Return all entries word for word, but drop any images.

Stored data entries:
════════
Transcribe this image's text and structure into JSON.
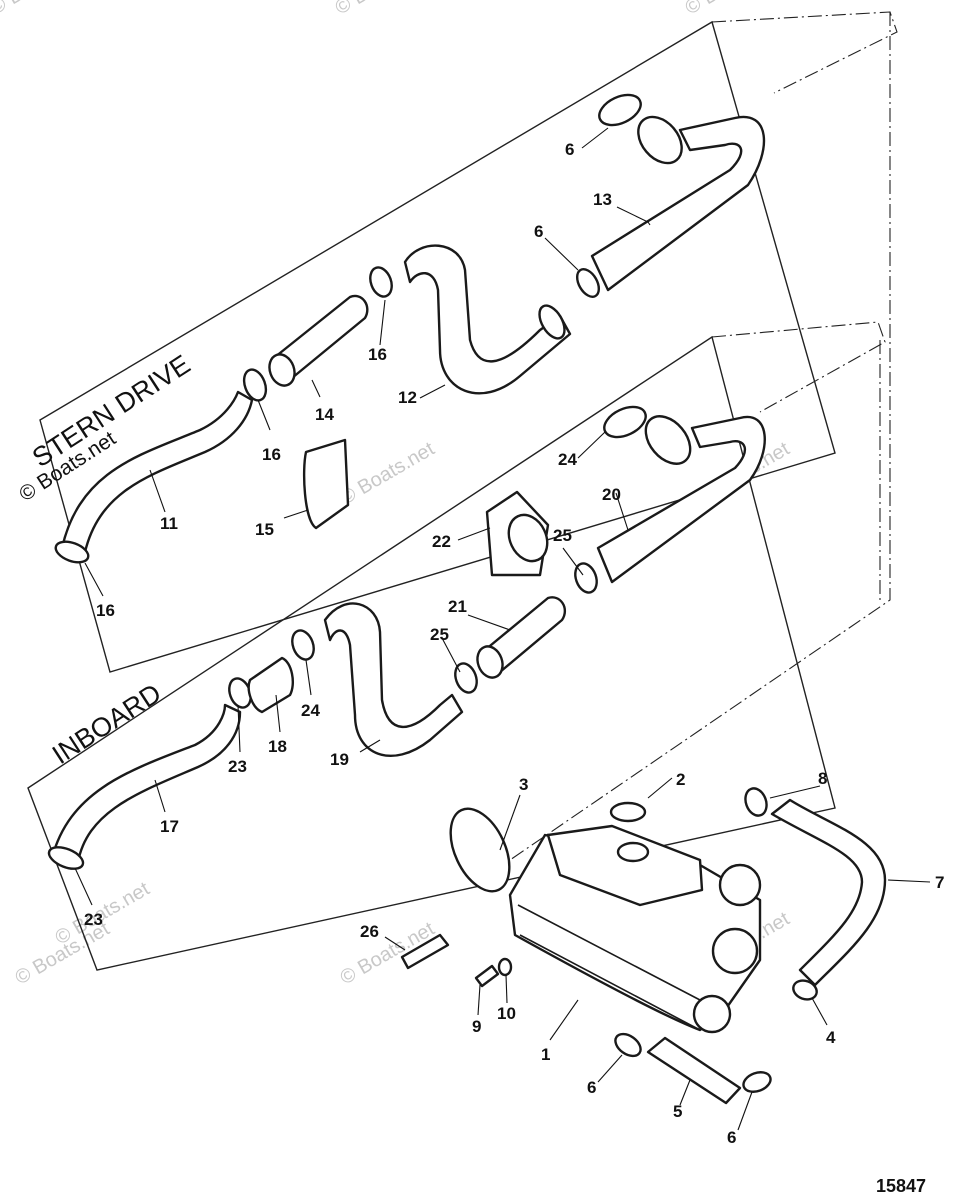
{
  "sections": {
    "stern_drive": "STERN DRIVE",
    "inboard": "INBOARD"
  },
  "watermark": "© Boats.net",
  "drawing_number": "15847",
  "callouts": [
    "1",
    "2",
    "3",
    "4",
    "5",
    "6",
    "7",
    "8",
    "9",
    "10",
    "11",
    "12",
    "13",
    "14",
    "15",
    "16",
    "17",
    "18",
    "19",
    "20",
    "21",
    "22",
    "23",
    "24",
    "25",
    "26"
  ]
}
════════
* [SOLUTION FOR THIS TASK]:
Transcribe this image's text and structure into JSON.
{
  "sections": {
    "stern_drive": "STERN DRIVE",
    "inboard": "INBOARD"
  },
  "watermark": "© Boats.net",
  "drawing_number": "15847",
  "callouts": [
    "1",
    "2",
    "3",
    "4",
    "5",
    "6",
    "7",
    "8",
    "9",
    "10",
    "11",
    "12",
    "13",
    "14",
    "15",
    "16",
    "17",
    "18",
    "19",
    "20",
    "21",
    "22",
    "23",
    "24",
    "25",
    "26"
  ]
}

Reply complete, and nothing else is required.